DATA EXCERPTS
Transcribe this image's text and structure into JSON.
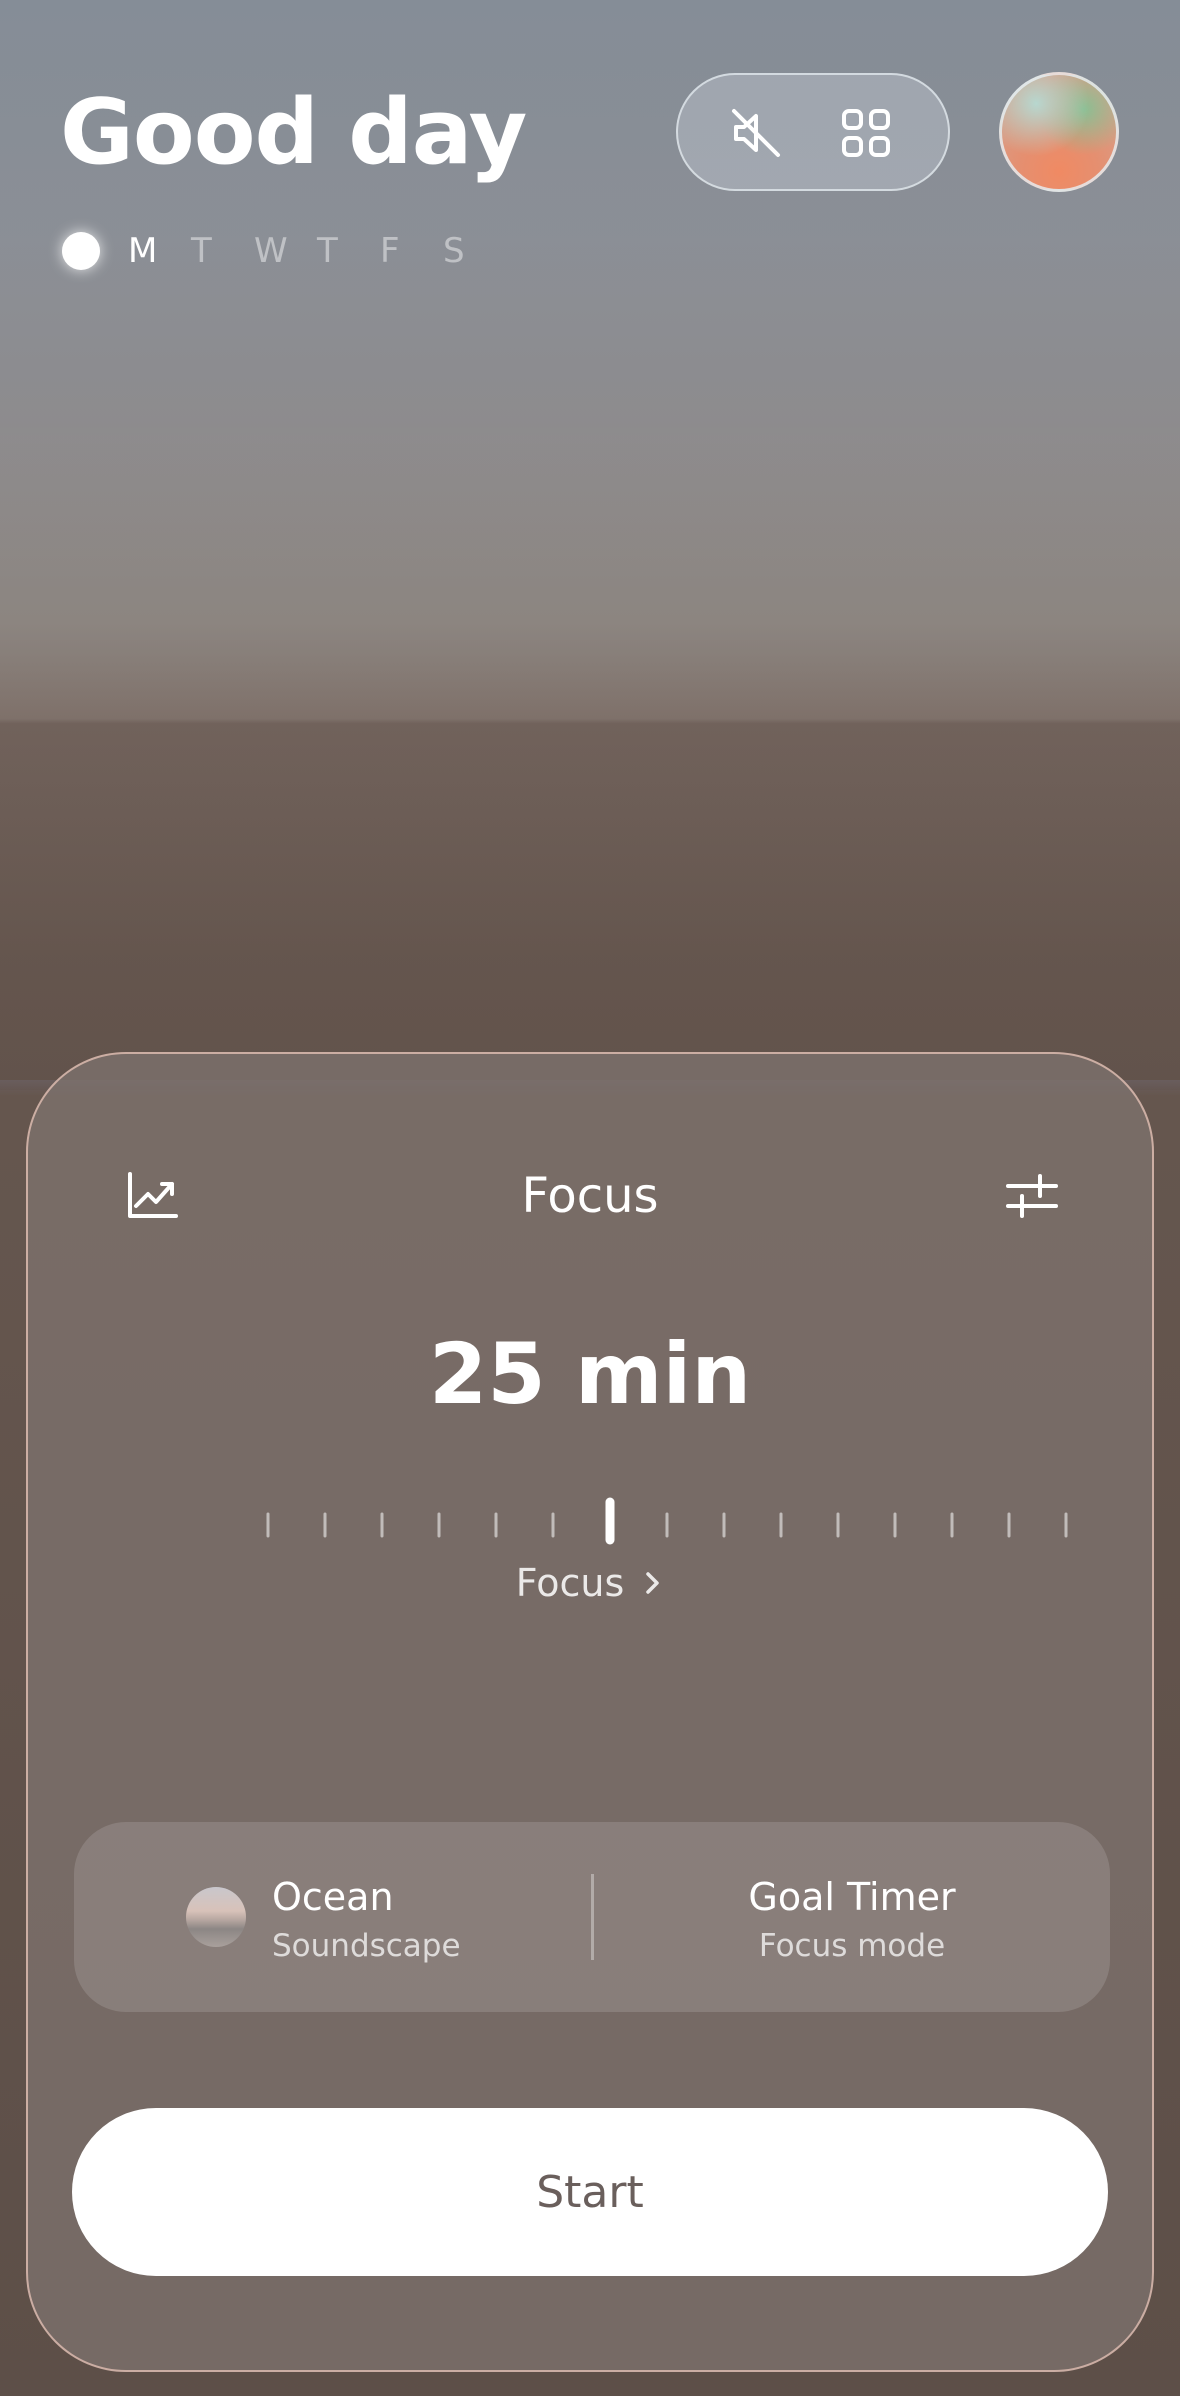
{
  "header": {
    "greeting": "Good day",
    "weekdays": [
      "M",
      "T",
      "W",
      "T",
      "F",
      "S"
    ],
    "active_day_index": 0
  },
  "toolbar": {
    "mute_icon": "speaker-muted-icon",
    "apps_icon": "grid-icon"
  },
  "profile": {
    "avatar_icon": "gradient-avatar"
  },
  "focus_card": {
    "title": "Focus",
    "stats_icon": "chart-trend-icon",
    "settings_icon": "sliders-icon",
    "duration": "25 min",
    "mode_link": "Focus",
    "options": {
      "sound": {
        "title": "Ocean",
        "subtitle": "Soundscape"
      },
      "timer": {
        "title": "Goal Timer",
        "subtitle": "Focus mode"
      }
    },
    "start_label": "Start"
  },
  "colors": {
    "text": "#ffffff",
    "button_bg": "#ffffff",
    "button_text": "#6a5f5c",
    "card_border": "#e8c4b8"
  }
}
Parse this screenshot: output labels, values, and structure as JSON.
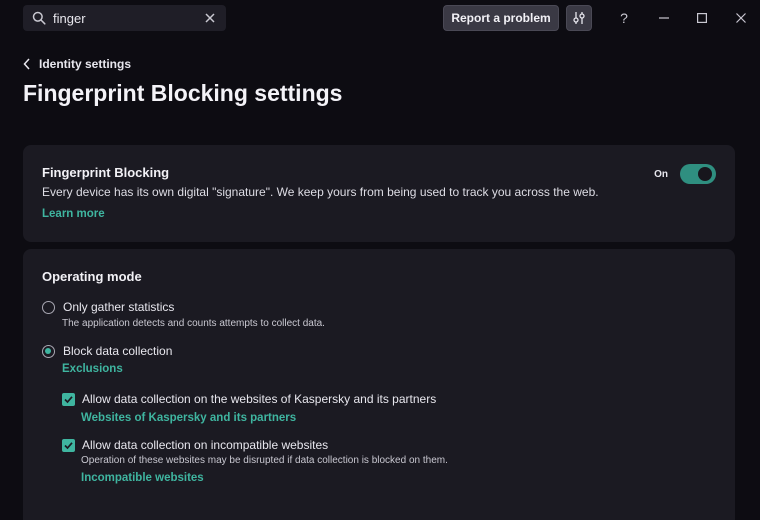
{
  "search": {
    "value": "finger",
    "placeholder": ""
  },
  "toolbar": {
    "report_label": "Report a problem"
  },
  "window": {
    "help": "?"
  },
  "header": {
    "back_label": "Identity settings",
    "title": "Fingerprint Blocking settings"
  },
  "fingerprint": {
    "title": "Fingerprint Blocking",
    "description": "Every device has its own digital \"signature\". We keep yours from being used to track you across the web.",
    "learn_more": "Learn more",
    "toggle_state": "On"
  },
  "mode": {
    "title": "Operating mode",
    "options": [
      {
        "label": "Only gather statistics",
        "description": "The application detects and counts attempts to collect data.",
        "selected": false
      },
      {
        "label": "Block data collection",
        "selected": true
      }
    ],
    "exclusions_link": "Exclusions",
    "checks": [
      {
        "label": "Allow data collection on the websites of Kaspersky and its partners",
        "link": "Websites of Kaspersky and its partners",
        "checked": true
      },
      {
        "label": "Allow data collection on incompatible websites",
        "description": "Operation of these websites may be disrupted if data collection is blocked on them.",
        "link": "Incompatible websites",
        "checked": true
      }
    ]
  },
  "colors": {
    "accent": "#3fb5a0",
    "toggle": "#2f8f80",
    "card": "#1b1a22",
    "background": "#0d0c12"
  }
}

TASK OBJECTIVE
Using the listing above, say how many of its lines contain the string "Blocking", giving nothing but the figure.

EXERCISE RESPONSE
2